WORK TO DO | Pull out every line below word for word, omitting the pictures.

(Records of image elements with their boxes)
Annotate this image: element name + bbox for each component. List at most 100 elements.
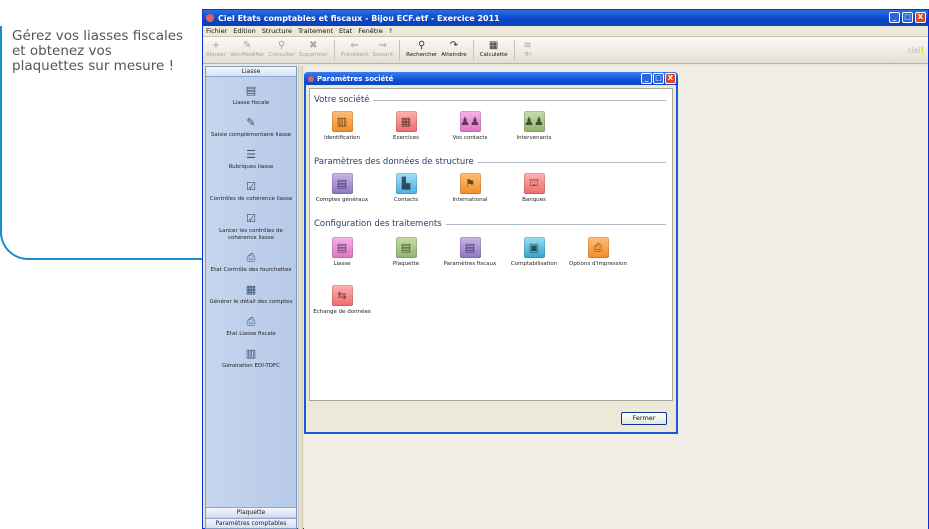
tile-banques[interactable]: ⛫ Banques	[504, 173, 564, 203]
menu-traitement[interactable]: Traitement	[298, 27, 333, 35]
tile-echange-donnees[interactable]: ⇆ Echange de données	[312, 285, 372, 315]
tile-label: Echange de données	[313, 309, 371, 315]
ledger-icon: ▤	[331, 173, 353, 194]
menu-etat[interactable]: Etat	[339, 27, 352, 35]
toolbar-consulter-button[interactable]: ⚲ Consulter	[269, 40, 295, 58]
tile-label: Contacts	[393, 197, 419, 203]
tile-intervenants[interactable]: ♟♟ Intervenants	[504, 111, 564, 141]
sort-icon: ≡	[523, 40, 532, 51]
tile-label: Banques	[522, 197, 546, 203]
menu-fichier[interactable]: Fichier	[206, 27, 227, 35]
toolbar-supprimer-button[interactable]: ✖ Supprimer	[299, 40, 328, 58]
toolbar-precedent-button[interactable]: ⇐ Précédent	[341, 40, 369, 58]
ciel-app-icon	[308, 75, 314, 82]
toolbar-label: Rechercher	[406, 52, 438, 58]
app-title: Ciel Etats comptables et fiscaux - Bijou…	[218, 13, 500, 23]
menu-fenetre[interactable]: Fenêtre	[358, 27, 383, 35]
arrow-left-icon: ⇐	[350, 40, 359, 51]
promo-text: Gérez vos liasses fiscales et obtenez vo…	[12, 28, 184, 74]
tile-exercices[interactable]: ▦ Exercices	[376, 111, 436, 141]
contacts-icon: ♟♟	[459, 111, 481, 132]
nav-label: Lancer les contrôles de cohérence liasse	[219, 228, 283, 241]
checkbox-icon: ☑	[246, 212, 256, 225]
nav-group-plaquette[interactable]: Plaquette	[206, 507, 296, 517]
section-title: Configuration des traitements	[314, 219, 442, 229]
nav-group-parametres-comptables[interactable]: Paramètres comptables	[206, 518, 296, 528]
pencil-icon: ✎	[246, 116, 256, 129]
nav-generer-detail-comptes[interactable]: ▦ Générer le détail des comptes	[206, 281, 296, 308]
nav-label: Rubriques liasse	[228, 164, 274, 170]
tile-comptes-generaux[interactable]: ▤ Comptes généraux	[312, 173, 372, 203]
dialog-window-controls: _ □ X	[641, 73, 676, 84]
section-donnees-structure: Paramètres des données de structure	[314, 157, 666, 167]
nav-lancer-controles[interactable]: ☑ Lancer les contrôles de cohérence lias…	[206, 210, 296, 244]
panel-splitter[interactable]	[298, 66, 303, 529]
document-icon: ▤	[245, 84, 257, 97]
tile-parametres-fiscaux[interactable]: ▤ Paramètres fiscaux	[440, 237, 500, 267]
nav-label: Générer le détail des comptes	[209, 299, 293, 305]
maximize-button[interactable]: □	[902, 12, 913, 23]
ciel-logo-mark: !	[920, 46, 924, 55]
tile-identification[interactable]: ▥ Identification	[312, 111, 372, 141]
tile-options-impression[interactable]: ⎙ Options d'impression	[568, 237, 628, 267]
nav-controles-coherence[interactable]: ☑ Contrôles de cohérence liasse	[206, 178, 296, 205]
tile-international[interactable]: ⚑ International	[440, 173, 500, 203]
toolbar-calculette-button[interactable]: ▦ Calculette	[480, 40, 508, 58]
dialog-close-button[interactable]: X	[665, 73, 676, 84]
toolbar-label: Ajouter	[206, 52, 226, 58]
toolbar-label: Calculette	[479, 52, 508, 58]
app-window: Ciel Etats comptables et fiscaux - Bijou…	[202, 9, 929, 529]
tile-plaquette[interactable]: ▤ Plaquette	[376, 237, 436, 267]
fermer-button[interactable]: Fermer	[621, 412, 667, 425]
tile-vos-contacts[interactable]: ♟♟ Vos contacts	[440, 111, 500, 141]
minimize-button[interactable]: _	[889, 12, 900, 23]
toolbar-atteindre-button[interactable]: ↷ Atteindre	[441, 40, 466, 58]
toolbar-label: Supprimer	[298, 52, 328, 58]
close-button[interactable]: X	[915, 12, 926, 23]
toolbar-ajouter-button[interactable]: + Ajouter	[206, 40, 226, 58]
toolbar-label: Consulter	[268, 52, 295, 58]
people-icon: ♟♟	[523, 111, 545, 132]
tile-label: International	[452, 197, 488, 203]
dialog-title: Paramètres société	[317, 74, 394, 83]
dialog-maximize-button[interactable]: □	[653, 73, 664, 84]
nav-saisie-complementaire[interactable]: ✎ Saisie complémentaire liasse	[206, 114, 296, 141]
edi-file-icon: ▥	[245, 347, 257, 360]
dialog-minimize-button[interactable]: _	[641, 73, 652, 84]
menu-structure[interactable]: Structure	[262, 27, 292, 35]
pencil-icon: ✎	[243, 40, 252, 51]
nav-generation-edi-tdfc[interactable]: ▥ Génération EDI-TDFC	[206, 345, 296, 372]
nav-label: Liasse fiscale	[232, 100, 270, 106]
left-panel-header[interactable]: Liasse	[206, 67, 296, 77]
nav-label: Etat Liasse fiscale	[226, 331, 276, 337]
tile-label: Intervenants	[516, 135, 552, 141]
toolbar-rechercher-button[interactable]: ⚲ Rechercher	[406, 40, 437, 58]
toolbar-voir-modifier-button[interactable]: ✎ Voir/Modifier	[230, 40, 265, 58]
nav-rubriques-liasse[interactable]: ☰ Rubriques liasse	[206, 146, 296, 173]
nav-liasse-fiscale[interactable]: ▤ Liasse fiscale	[206, 82, 296, 109]
app-titlebar[interactable]: Ciel Etats comptables et fiscaux - Bijou…	[203, 10, 928, 26]
nav-label: Génération EDI-TDFC	[222, 363, 280, 369]
magnifier-icon: ⚲	[278, 40, 286, 51]
nav-etat-liasse-fiscale[interactable]: ⎙ Etat Liasse fiscale	[206, 313, 296, 340]
tile-contacts[interactable]: ▙ Contacts	[376, 173, 436, 203]
toolbar-suivant-button[interactable]: ⇒ Suivant	[372, 40, 393, 58]
accounting-book-icon: ▣	[523, 237, 545, 258]
calculator-icon: ▦	[488, 40, 499, 51]
nav-etat-controle-fourchettes[interactable]: ⎙ Etat Contrôle des fourchettes	[206, 249, 296, 276]
toolbar-separator	[333, 40, 335, 60]
tile-label: Paramètres fiscaux	[443, 261, 497, 267]
booklet-icon: ▤	[395, 237, 417, 258]
menu-help[interactable]: ?	[389, 27, 392, 35]
toolbar-tri-button[interactable]: ≡ Tri	[521, 40, 535, 58]
tile-liasse[interactable]: ▤ Liasse	[312, 237, 372, 267]
callout-line-curve	[0, 228, 30, 260]
menu-edition[interactable]: Edition	[233, 27, 256, 35]
toolbar: + Ajouter ✎ Voir/Modifier ⚲ Consulter ✖ …	[203, 37, 928, 64]
flags-icon: ⚑	[459, 173, 481, 194]
tile-comptabilisation[interactable]: ▣ Comptabilisation	[504, 237, 564, 267]
dialog-titlebar[interactable]: Paramètres société _ □ X	[304, 72, 678, 85]
search-icon: ⚲	[418, 40, 426, 51]
data-exchange-icon: ⇆	[331, 285, 353, 306]
window-controls: _ □ X	[889, 12, 926, 23]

EXERCISE SOLUTION |
Annotate this image: element name + bbox for each component. List at most 100 elements.
tile-banques[interactable]: ⛫ Banques	[504, 173, 564, 203]
menu-traitement[interactable]: Traitement	[298, 27, 333, 35]
tile-echange-donnees[interactable]: ⇆ Echange de données	[312, 285, 372, 315]
tile-label: Echange de données	[313, 309, 371, 315]
ledger-icon: ▤	[331, 173, 353, 194]
menu-etat[interactable]: Etat	[339, 27, 352, 35]
toolbar-consulter-button[interactable]: ⚲ Consulter	[269, 40, 295, 58]
tile-label: Contacts	[393, 197, 419, 203]
tile-intervenants[interactable]: ♟♟ Intervenants	[504, 111, 564, 141]
sort-icon: ≡	[523, 40, 532, 51]
tile-label: Banques	[522, 197, 546, 203]
menu-fichier[interactable]: Fichier	[206, 27, 227, 35]
toolbar-supprimer-button[interactable]: ✖ Supprimer	[299, 40, 328, 58]
toolbar-precedent-button[interactable]: ⇐ Précédent	[341, 40, 369, 58]
ciel-app-icon	[308, 75, 314, 82]
toolbar-label: Rechercher	[406, 52, 438, 58]
app-title: Ciel Etats comptables et fiscaux - Bijou…	[218, 13, 500, 23]
menu-fenetre[interactable]: Fenêtre	[358, 27, 383, 35]
arrow-left-icon: ⇐	[350, 40, 359, 51]
promo-text: Gérez vos liasses fiscales et obtenez vo…	[12, 28, 184, 74]
tile-exercices[interactable]: ▦ Exercices	[376, 111, 436, 141]
contacts-icon: ♟♟	[459, 111, 481, 132]
nav-label: Lancer les contrôles de cohérence liasse	[219, 228, 283, 241]
checkbox-icon: ☑	[246, 212, 256, 225]
nav-group-plaquette[interactable]: Plaquette	[206, 507, 296, 517]
section-title: Configuration des traitements	[314, 219, 442, 229]
nav-group-parametres-comptables[interactable]: Paramètres comptables	[206, 518, 296, 528]
pencil-icon: ✎	[246, 116, 256, 129]
nav-generer-detail-comptes[interactable]: ▦ Générer le détail des comptes	[206, 281, 296, 308]
nav-label: Rubriques liasse	[228, 164, 274, 170]
tile-comptes-generaux[interactable]: ▤ Comptes généraux	[312, 173, 372, 203]
dialog-window-controls: _ □ X	[641, 73, 676, 84]
section-donnees-structure: Paramètres des données de structure	[314, 157, 666, 167]
nav-lancer-controles[interactable]: ☑ Lancer les contrôles de cohérence lias…	[206, 210, 296, 244]
panel-splitter[interactable]	[298, 66, 303, 529]
document-icon: ▤	[245, 84, 257, 97]
tile-parametres-fiscaux[interactable]: ▤ Paramètres fiscaux	[440, 237, 500, 267]
nav-label: Générer le détail des comptes	[209, 299, 293, 305]
maximize-button[interactable]: □	[902, 12, 913, 23]
ciel-logo-mark: !	[920, 46, 924, 55]
tile-identification[interactable]: ▥ Identification	[312, 111, 372, 141]
tile-options-impression[interactable]: ⎙ Options d'impression	[568, 237, 628, 267]
nav-controles-coherence[interactable]: ☑ Contrôles de cohérence liasse	[206, 178, 296, 205]
tile-international[interactable]: ⚑ International	[440, 173, 500, 203]
toolbar-calculette-button[interactable]: ▦ Calculette	[480, 40, 508, 58]
dialog-close-button[interactable]: X	[665, 73, 676, 84]
toolbar-label: Ajouter	[206, 52, 226, 58]
toolbar-label: Calculette	[479, 52, 508, 58]
app-window: Ciel Etats comptables et fiscaux - Bijou…	[202, 9, 929, 529]
tile-plaquette[interactable]: ▤ Plaquette	[376, 237, 436, 267]
fermer-button[interactable]: Fermer	[621, 412, 667, 425]
tile-vos-contacts[interactable]: ♟♟ Vos contacts	[440, 111, 500, 141]
minimize-button[interactable]: _	[889, 12, 900, 23]
toolbar-atteindre-button[interactable]: ↷ Atteindre	[441, 40, 466, 58]
toolbar-label: Supprimer	[298, 52, 328, 58]
close-button[interactable]: X	[915, 12, 926, 23]
toolbar-ajouter-button[interactable]: + Ajouter	[206, 40, 226, 58]
toolbar-label: Consulter	[268, 52, 295, 58]
people-icon: ♟♟	[523, 111, 545, 132]
tile-label: International	[452, 197, 488, 203]
dialog-title: Paramètres société	[317, 74, 394, 83]
dialog-maximize-button[interactable]: □	[653, 73, 664, 84]
nav-saisie-complementaire[interactable]: ✎ Saisie complémentaire liasse	[206, 114, 296, 141]
edi-file-icon: ▥	[245, 347, 257, 360]
dialog-minimize-button[interactable]: _	[641, 73, 652, 84]
menu-structure[interactable]: Structure	[262, 27, 292, 35]
pencil-icon: ✎	[243, 40, 252, 51]
nav-generation-edi-tdfc[interactable]: ▥ Génération EDI-TDFC	[206, 345, 296, 372]
nav-label: Liasse fiscale	[232, 100, 270, 106]
left-panel-header[interactable]: Liasse	[206, 67, 296, 77]
nav-label: Etat Liasse fiscale	[226, 331, 276, 337]
tile-label: Intervenants	[516, 135, 552, 141]
toolbar-rechercher-button[interactable]: ⚲ Rechercher	[406, 40, 437, 58]
toolbar-voir-modifier-button[interactable]: ✎ Voir/Modifier	[230, 40, 265, 58]
nav-rubriques-liasse[interactable]: ☰ Rubriques liasse	[206, 146, 296, 173]
nav-liasse-fiscale[interactable]: ▤ Liasse fiscale	[206, 82, 296, 109]
app-titlebar[interactable]: Ciel Etats comptables et fiscaux - Bijou…	[203, 10, 928, 26]
nav-label: Génération EDI-TDFC	[222, 363, 280, 369]
magnifier-icon: ⚲	[278, 40, 286, 51]
nav-etat-liasse-fiscale[interactable]: ⎙ Etat Liasse fiscale	[206, 313, 296, 340]
tile-contacts[interactable]: ▙ Contacts	[376, 173, 436, 203]
toolbar-suivant-button[interactable]: ⇒ Suivant	[372, 40, 393, 58]
accounting-book-icon: ▣	[523, 237, 545, 258]
calculator-icon: ▦	[488, 40, 499, 51]
nav-etat-controle-fourchettes[interactable]: ⎙ Etat Contrôle des fourchettes	[206, 249, 296, 276]
toolbar-separator	[333, 40, 335, 60]
tile-label: Paramètres fiscaux	[443, 261, 497, 267]
booklet-icon: ▤	[395, 237, 417, 258]
menu-help[interactable]: ?	[389, 27, 392, 35]
toolbar-tri-button[interactable]: ≡ Tri	[521, 40, 535, 58]
tile-liasse[interactable]: ▤ Liasse	[312, 237, 372, 267]
callout-line-curve	[0, 228, 30, 260]
menu-edition[interactable]: Edition	[233, 27, 256, 35]
toolbar: + Ajouter ✎ Voir/Modifier ⚲ Consulter ✖ …	[203, 37, 928, 64]
flags-icon: ⚑	[459, 173, 481, 194]
tile-comptabilisation[interactable]: ▣ Comptabilisation	[504, 237, 564, 267]
dialog-titlebar[interactable]: Paramètres société _ □ X	[304, 72, 678, 85]
search-icon: ⚲	[418, 40, 426, 51]
data-exchange-icon: ⇆	[331, 285, 353, 306]
window-controls: _ □ X	[889, 12, 926, 23]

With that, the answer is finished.